WORK TO BE COMPLETED: Retype all of the listing exactly, passing over any picture you find.

RECORDS FOR THE EXERCISE:
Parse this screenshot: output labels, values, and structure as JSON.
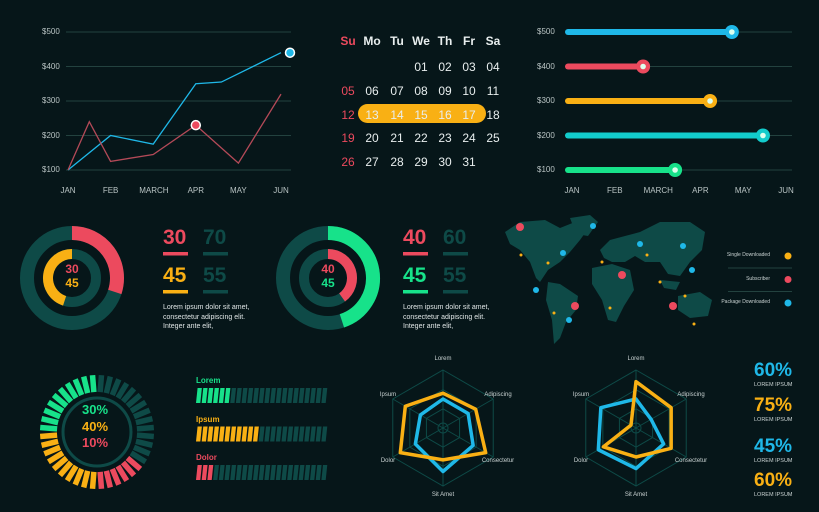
{
  "colors": {
    "bg": "#061619",
    "red": "#ec4a5e",
    "yellow": "#f9b014",
    "blue": "#1fb8e8",
    "teal": "#12cccc",
    "green": "#17e28a",
    "dark": "#0e4a47",
    "grid": "#23423f"
  },
  "line_chart": {
    "y_ticks": [
      "$500",
      "$400",
      "$300",
      "$200",
      "$100"
    ],
    "x_ticks": [
      "JAN",
      "FEB",
      "MARCH",
      "APR",
      "MAY",
      "JUN"
    ],
    "series": [
      {
        "name": "blue",
        "color": "#1fb8e8",
        "x": [
          0,
          1,
          2,
          3,
          3.6,
          5
        ],
        "y": [
          100,
          200,
          175,
          350,
          355,
          440
        ]
      },
      {
        "name": "red",
        "color": "#b44a58",
        "x": [
          0,
          0.5,
          1,
          2,
          3,
          4,
          5
        ],
        "y": [
          100,
          240,
          125,
          145,
          230,
          120,
          320
        ]
      }
    ]
  },
  "calendar": {
    "weekdays": [
      "Su",
      "Mo",
      "Tu",
      "We",
      "Th",
      "Fr",
      "Sa"
    ],
    "weeks": [
      [
        "",
        "",
        "",
        "01",
        "02",
        "03",
        "04"
      ],
      [
        "05",
        "06",
        "07",
        "08",
        "09",
        "10",
        "11"
      ],
      [
        "12",
        "13",
        "14",
        "15",
        "16",
        "17",
        "18"
      ],
      [
        "19",
        "20",
        "21",
        "22",
        "23",
        "24",
        "25"
      ],
      [
        "26",
        "27",
        "28",
        "29",
        "30",
        "31",
        ""
      ]
    ],
    "highlight": [
      "13",
      "14",
      "15",
      "16",
      "17"
    ]
  },
  "slider_chart": {
    "y_ticks": [
      "$500",
      "$400",
      "$300",
      "$200",
      "$100"
    ],
    "x_ticks": [
      "JAN",
      "FEB",
      "MARCH",
      "APR",
      "MAY",
      "JUN"
    ],
    "bars": [
      {
        "label": "$500",
        "color": "#1fb8e8",
        "fraction": 0.735
      },
      {
        "label": "$400",
        "color": "#ec4a5e",
        "fraction": 0.344
      },
      {
        "label": "$300",
        "color": "#f9b014",
        "fraction": 0.639
      },
      {
        "label": "$200",
        "color": "#12cccc",
        "fraction": 0.872
      },
      {
        "label": "$100",
        "color": "#17e28a",
        "fraction": 0.485
      }
    ]
  },
  "donut1": {
    "outer": {
      "value": 30,
      "color": "#ec4a5e"
    },
    "inner": {
      "value": 45,
      "color": "#f9b014"
    },
    "center": [
      "30",
      "45"
    ],
    "stats": [
      {
        "v": "30",
        "c": "#ec4a5e"
      },
      {
        "v": "70",
        "c": "#0e4a47"
      },
      {
        "v": "45",
        "c": "#f9b014"
      },
      {
        "v": "55",
        "c": "#0e4a47"
      }
    ],
    "text": [
      "Lorem ipsum dolor sit amet,",
      "consectetur adipiscing elit.",
      "Integer ante elit,"
    ]
  },
  "donut2": {
    "outer": {
      "value": 45,
      "color": "#17e28a"
    },
    "inner": {
      "value": 40,
      "color": "#ec4a5e"
    },
    "center": [
      "40",
      "45"
    ],
    "stats": [
      {
        "v": "40",
        "c": "#ec4a5e"
      },
      {
        "v": "60",
        "c": "#0e4a47"
      },
      {
        "v": "45",
        "c": "#17e28a"
      },
      {
        "v": "55",
        "c": "#0e4a47"
      }
    ],
    "text": [
      "Lorem ipsum dolor sit amet,",
      "consectetur adipiscing elit.",
      "Integer ante elit,"
    ]
  },
  "map": {
    "legend": [
      {
        "label": "Single Downloaded",
        "color": "#f9b014"
      },
      {
        "label": "Subscriber",
        "color": "#ec4a5e"
      },
      {
        "label": "Package Downloaded",
        "color": "#1fb8e8"
      }
    ]
  },
  "segment_ring": {
    "values": [
      {
        "v": "30%",
        "c": "#17e28a"
      },
      {
        "v": "40%",
        "c": "#f9b014"
      },
      {
        "v": "10%",
        "c": "#ec4a5e"
      }
    ]
  },
  "progress": [
    {
      "label": "Lorem",
      "color": "#17e28a",
      "filled": 6,
      "total": 23
    },
    {
      "label": "Ipsum",
      "color": "#f9b014",
      "filled": 11,
      "total": 23
    },
    {
      "label": "Dolor",
      "color": "#ec4a5e",
      "filled": 3,
      "total": 23
    }
  ],
  "radar_axes": [
    "Lorem",
    "Adipiscing",
    "Consectetur",
    "Sit Amet",
    "Dolor",
    "Ipsum"
  ],
  "radars": [
    {
      "yellow": [
        0.6,
        0.65,
        0.85,
        0.55,
        0.85,
        0.75
      ],
      "blue": [
        0.5,
        0.5,
        0.6,
        0.75,
        0.55,
        0.45
      ]
    },
    {
      "yellow": [
        0.8,
        0.7,
        0.7,
        0.5,
        0.65,
        0.1
      ],
      "blue": [
        0.5,
        0.3,
        0.55,
        0.7,
        0.75,
        0.7
      ]
    }
  ],
  "kpis": [
    {
      "v": "60%",
      "c": "#1fb8e8",
      "l": "LOREM IPSUM"
    },
    {
      "v": "75%",
      "c": "#f9b014",
      "l": "LOREM IPSUM"
    },
    {
      "v": "45%",
      "c": "#1fb8e8",
      "l": "LOREM IPSUM"
    },
    {
      "v": "60%",
      "c": "#f9b014",
      "l": "LOREM IPSUM"
    }
  ]
}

ANSWER BELOW:
Parse this screenshot: output labels, values, and structure as JSON.
{
  "colors": {
    "bg": "#061619",
    "red": "#ec4a5e",
    "yellow": "#f9b014",
    "blue": "#1fb8e8",
    "teal": "#12cccc",
    "green": "#17e28a",
    "dark": "#0e4a47",
    "grid": "#23423f"
  },
  "line_chart": {
    "y_ticks": [
      "$500",
      "$400",
      "$300",
      "$200",
      "$100"
    ],
    "x_ticks": [
      "JAN",
      "FEB",
      "MARCH",
      "APR",
      "MAY",
      "JUN"
    ],
    "series": [
      {
        "name": "blue",
        "color": "#1fb8e8",
        "x": [
          0,
          1,
          2,
          3,
          3.6,
          5
        ],
        "y": [
          100,
          200,
          175,
          350,
          355,
          440
        ]
      },
      {
        "name": "red",
        "color": "#b44a58",
        "x": [
          0,
          0.5,
          1,
          2,
          3,
          4,
          5
        ],
        "y": [
          100,
          240,
          125,
          145,
          230,
          120,
          320
        ]
      }
    ]
  },
  "calendar": {
    "weekdays": [
      "Su",
      "Mo",
      "Tu",
      "We",
      "Th",
      "Fr",
      "Sa"
    ],
    "weeks": [
      [
        "",
        "",
        "",
        "01",
        "02",
        "03",
        "04"
      ],
      [
        "05",
        "06",
        "07",
        "08",
        "09",
        "10",
        "11"
      ],
      [
        "12",
        "13",
        "14",
        "15",
        "16",
        "17",
        "18"
      ],
      [
        "19",
        "20",
        "21",
        "22",
        "23",
        "24",
        "25"
      ],
      [
        "26",
        "27",
        "28",
        "29",
        "30",
        "31",
        ""
      ]
    ],
    "highlight": [
      "13",
      "14",
      "15",
      "16",
      "17"
    ]
  },
  "slider_chart": {
    "y_ticks": [
      "$500",
      "$400",
      "$300",
      "$200",
      "$100"
    ],
    "x_ticks": [
      "JAN",
      "FEB",
      "MARCH",
      "APR",
      "MAY",
      "JUN"
    ],
    "bars": [
      {
        "label": "$500",
        "color": "#1fb8e8",
        "fraction": 0.735
      },
      {
        "label": "$400",
        "color": "#ec4a5e",
        "fraction": 0.344
      },
      {
        "label": "$300",
        "color": "#f9b014",
        "fraction": 0.639
      },
      {
        "label": "$200",
        "color": "#12cccc",
        "fraction": 0.872
      },
      {
        "label": "$100",
        "color": "#17e28a",
        "fraction": 0.485
      }
    ]
  },
  "donut1": {
    "outer": {
      "value": 30,
      "color": "#ec4a5e"
    },
    "inner": {
      "value": 45,
      "color": "#f9b014"
    },
    "center": [
      "30",
      "45"
    ],
    "stats": [
      {
        "v": "30",
        "c": "#ec4a5e"
      },
      {
        "v": "70",
        "c": "#0e4a47"
      },
      {
        "v": "45",
        "c": "#f9b014"
      },
      {
        "v": "55",
        "c": "#0e4a47"
      }
    ],
    "text": [
      "Lorem ipsum dolor sit amet,",
      "consectetur adipiscing elit.",
      "Integer ante elit,"
    ]
  },
  "donut2": {
    "outer": {
      "value": 45,
      "color": "#17e28a"
    },
    "inner": {
      "value": 40,
      "color": "#ec4a5e"
    },
    "center": [
      "40",
      "45"
    ],
    "stats": [
      {
        "v": "40",
        "c": "#ec4a5e"
      },
      {
        "v": "60",
        "c": "#0e4a47"
      },
      {
        "v": "45",
        "c": "#17e28a"
      },
      {
        "v": "55",
        "c": "#0e4a47"
      }
    ],
    "text": [
      "Lorem ipsum dolor sit amet,",
      "consectetur adipiscing elit.",
      "Integer ante elit,"
    ]
  },
  "map": {
    "legend": [
      {
        "label": "Single Downloaded",
        "color": "#f9b014"
      },
      {
        "label": "Subscriber",
        "color": "#ec4a5e"
      },
      {
        "label": "Package Downloaded",
        "color": "#1fb8e8"
      }
    ]
  },
  "segment_ring": {
    "values": [
      {
        "v": "30%",
        "c": "#17e28a"
      },
      {
        "v": "40%",
        "c": "#f9b014"
      },
      {
        "v": "10%",
        "c": "#ec4a5e"
      }
    ]
  },
  "progress": [
    {
      "label": "Lorem",
      "color": "#17e28a",
      "filled": 6,
      "total": 23
    },
    {
      "label": "Ipsum",
      "color": "#f9b014",
      "filled": 11,
      "total": 23
    },
    {
      "label": "Dolor",
      "color": "#ec4a5e",
      "filled": 3,
      "total": 23
    }
  ],
  "radar_axes": [
    "Lorem",
    "Adipiscing",
    "Consectetur",
    "Sit Amet",
    "Dolor",
    "Ipsum"
  ],
  "radars": [
    {
      "yellow": [
        0.6,
        0.65,
        0.85,
        0.55,
        0.85,
        0.75
      ],
      "blue": [
        0.5,
        0.5,
        0.6,
        0.75,
        0.55,
        0.45
      ]
    },
    {
      "yellow": [
        0.8,
        0.7,
        0.7,
        0.5,
        0.65,
        0.1
      ],
      "blue": [
        0.5,
        0.3,
        0.55,
        0.7,
        0.75,
        0.7
      ]
    }
  ],
  "kpis": [
    {
      "v": "60%",
      "c": "#1fb8e8",
      "l": "LOREM IPSUM"
    },
    {
      "v": "75%",
      "c": "#f9b014",
      "l": "LOREM IPSUM"
    },
    {
      "v": "45%",
      "c": "#1fb8e8",
      "l": "LOREM IPSUM"
    },
    {
      "v": "60%",
      "c": "#f9b014",
      "l": "LOREM IPSUM"
    }
  ]
}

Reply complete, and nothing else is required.